- Tasks and exercises:
1. Repeat word for word the stretch of the essay on race in Wales that begins at the words "These uprisings have" and stops after "nationalism in Wales.".
2. Carry on the essay on race and diversity in Wales, picking up right after its final sentence.

Modern Welsh history is often punctuated by civil unrest, riots and strikes. It’s a little known fact that the Great Strike of Penrhyn (1900-1903) is the longest dispute in British history. In 1910, Westminster sent the British army to quell the Tonypandy riots (also known as the Rhondda riots). Race riots broke out in 1919 in and around south Cardiff, resulting in the death of three people. More recently, following the miners’ strike, race riots raged for three days in the council estate of Ely, Cardiff (1992) and later on in Caia Park, Wrexham (2000). While the links between them seem tenuous, the connections between these political moments have acted as triggers in the Welsh consciousness with long-lasting influence, not too dissimilar from the cultural legacy of the Rebecca Riots. The Rebecca Riots are well known and often taught in schools, whereas the race riots aren’t. The former point to a class inequality, the latter about race and both are just as significant in thinking about race and inequality in Wales.
These uprisings have highlighted historical tensions that are becoming ever more exacerbated around contested topics relating to race, class, labour relations, ethnicity, identity and the perceived notion of ‘identity politics’. The latter (when not deployed in discussion of gender and sexuality, etc.) is used overwhelmingly as a shorthand to refer to movements for self-determination for people who are people of colour. It’s used not for Welsh movements such as Cymdeithas yr Iaith, the ‘Party for Wales’ Plaid Cymru or for discussions on civic nationalism in Wales.
A future, independent, progressive and anti-imperialist Wales needs to decolonise, not diversify. Wales is already extremely diverse. Philosopher Angela Davis famously said ‘In a racist society, it is not enough to be non-racist – we must be anti-racist’. Wales is, no doubt, a racist society. At whom is the concept of ‘diversity’ targeted in Wales? The diversity discourse in Wales posits a ‘central’ point of ‘the majority’ from which others diverge, usually in relation to race, sexuality, migration or faith. The de facto starting point is predominantly white, male and predominantly English-speaking. Is an eighth generation Welsh-Somali person ‘diverse’ enough in the equality nexus, or what about a white, straight Welsh- speaking man from Gwynedd?
The diversity discourse portrays certain groups as gatekeepers to people of colour and black and minority ethnic communities in Wales, perpetuating the same problem it seeks to end. This allows for a large amount of power to be wielded by those who are institutionalised enough to give organisations that which they desire: tokenism. Diversity is the corporate counterpoint to grassroots anti-racism, and merely helps institutions give their ‘due regard’ under the Equality Act, and before that, the Race Relations Act.
Wales prides itself on being a ‘nation of sanctuary’, while, at the same time, migrants, asylum seekers and refugees are subject to the white supremacist United Kingdom Border Agency who can incarcerate without trial and deport at a whim, sometimes with fatal consequences. The roots of the UKBA are found in colonisation. While deportation isn’t devolved, Wales is certainly complicit in it, e.g. Welsh votes for parties like UKIP with racist immigration policies. On the one hand, race is privileged in the diversity discourse yet racialised people who have often arrived due to forced or coerced migration are subjected to brutal state violence. A cognitive dissonance is arising in Wales, one that cannot be congruent with a progressive and anti-imperialist nation. The price is too high to pay.

[Element position data]
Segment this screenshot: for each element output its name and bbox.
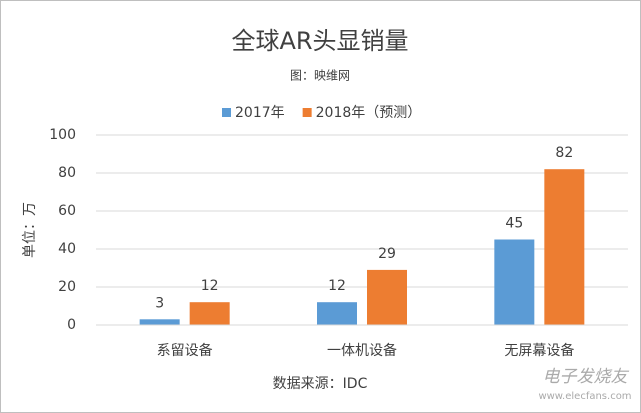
chart-subtitle: 图：映维网 — [290, 69, 350, 83]
chart-title: 全球AR头显销量 — [231, 27, 408, 55]
watermark: 电子发烧友 — [543, 367, 630, 387]
bar — [494, 239, 535, 325]
legend-label: 2018年（预测） — [316, 105, 422, 121]
bar — [317, 302, 357, 325]
data-label: 29 — [378, 246, 396, 262]
x-tick-label: 一体机设备 — [327, 342, 397, 359]
y-tick-label: 80 — [58, 165, 76, 181]
y-tick-label: 20 — [58, 279, 76, 295]
data-label: 3 — [155, 295, 164, 311]
y-tick-label: 0 — [67, 317, 76, 333]
y-tick-label: 40 — [58, 241, 76, 257]
data-label: 45 — [505, 216, 523, 232]
bar — [367, 269, 407, 325]
bar — [544, 169, 585, 325]
y-axis-label: 单位：万 — [22, 202, 38, 258]
x-tick-label: 无屏幕设备 — [504, 342, 574, 359]
data-label: 12 — [201, 278, 219, 294]
data-label: 82 — [555, 145, 573, 161]
bar — [189, 302, 230, 325]
data-label: 12 — [328, 278, 346, 294]
legend-swatch — [222, 108, 231, 117]
legend-swatch — [302, 108, 312, 117]
y-tick-label: 100 — [49, 127, 76, 143]
x-tick-label: 系留设备 — [157, 342, 213, 359]
bar — [139, 319, 180, 325]
watermark-url: www.elecfans.com — [538, 391, 631, 402]
y-tick-label: 60 — [58, 203, 76, 219]
legend-label: 2017年 — [235, 105, 285, 121]
source-note: 数据来源：IDC — [273, 376, 368, 392]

- Answers to the exercise:
1.
These uprisings have highlighted historical tensions that are becoming ever more exacerbated around contested topics relating to race, class, labour relations, ethnicity, identity and the perceived notion of ‘identity politics’. The latter (when not deployed in discussion of gender and sexuality, etc.) is used overwhelmingly as a shorthand to refer to movements for self-determination for people who are people of colour. It’s used not for Welsh movements such as Cymdeithas yr Iaith, the ‘Party for Wales’ Plaid Cymru or for discussions on civic nationalism in Wales.

2.
In the seminal British critical race theory text The Empire Writes Back by Bill Ashcroft, Gareth Griffiths and Helen Tiffin, the authors write that ‘complicity [of Wales and Scotland] in the British imperial enterprise makes it difficult for colonised people outside Britain to accept their identity as post-colonial’. The newly elected Plaid Cymru leader Adam Price gave a lecture called ‘Wales, the first and final colony’ at the Institute of Welsh Politics in 2009. The argument that Wales is a (post) colony that can be readily compared to colonies in the non-West has become increasing en mode on the pro-independence Welsh left, with critics of this position being castigated as ‘anglocentric’ or out of touch and privileged for living in Cardiff. This is where we find ourselves in 2018.
However, the British Empire never ended. Wales is simultaneously still part of that Empire and administering its violence through complicity in British state and foreign policy abroad. It’s an uncomfortable position, certainly, but the British military is the biggest recruiter in state schools. Wales is not the ‘final colony’: the British Empire holds territories such as Bermuda, the British Virgin Islands and more. The role of Wales is not demarcated from historical colonialism; there are towns with Welsh-language names in (for example) the Caribbean and New South Wales in Australia. Wales is in denial about its colonial heritage, with Carwyn Jones flying to Argentina in 2015 to ‘celebrate’ 150 years of ‘Yr Wladfa’, literally meaning ‘The Colony’ in Welsh. This is not the direction we should be going in.
We need to decolonise, not diversify. Decolonisation must be a process that acknowledges Wales’ complicity in empire, and the deep ways in which that perpetuates itself in discussions relating to people of colour in Wales. One hundred years after (some) women were afforded the right to vote, and despite Wales housing the oldest black community in Britain, we have never had a woman of colour elected to the Welsh Assembly. However, there has been representation of BME men in the Senedd and BME councillors in Wales.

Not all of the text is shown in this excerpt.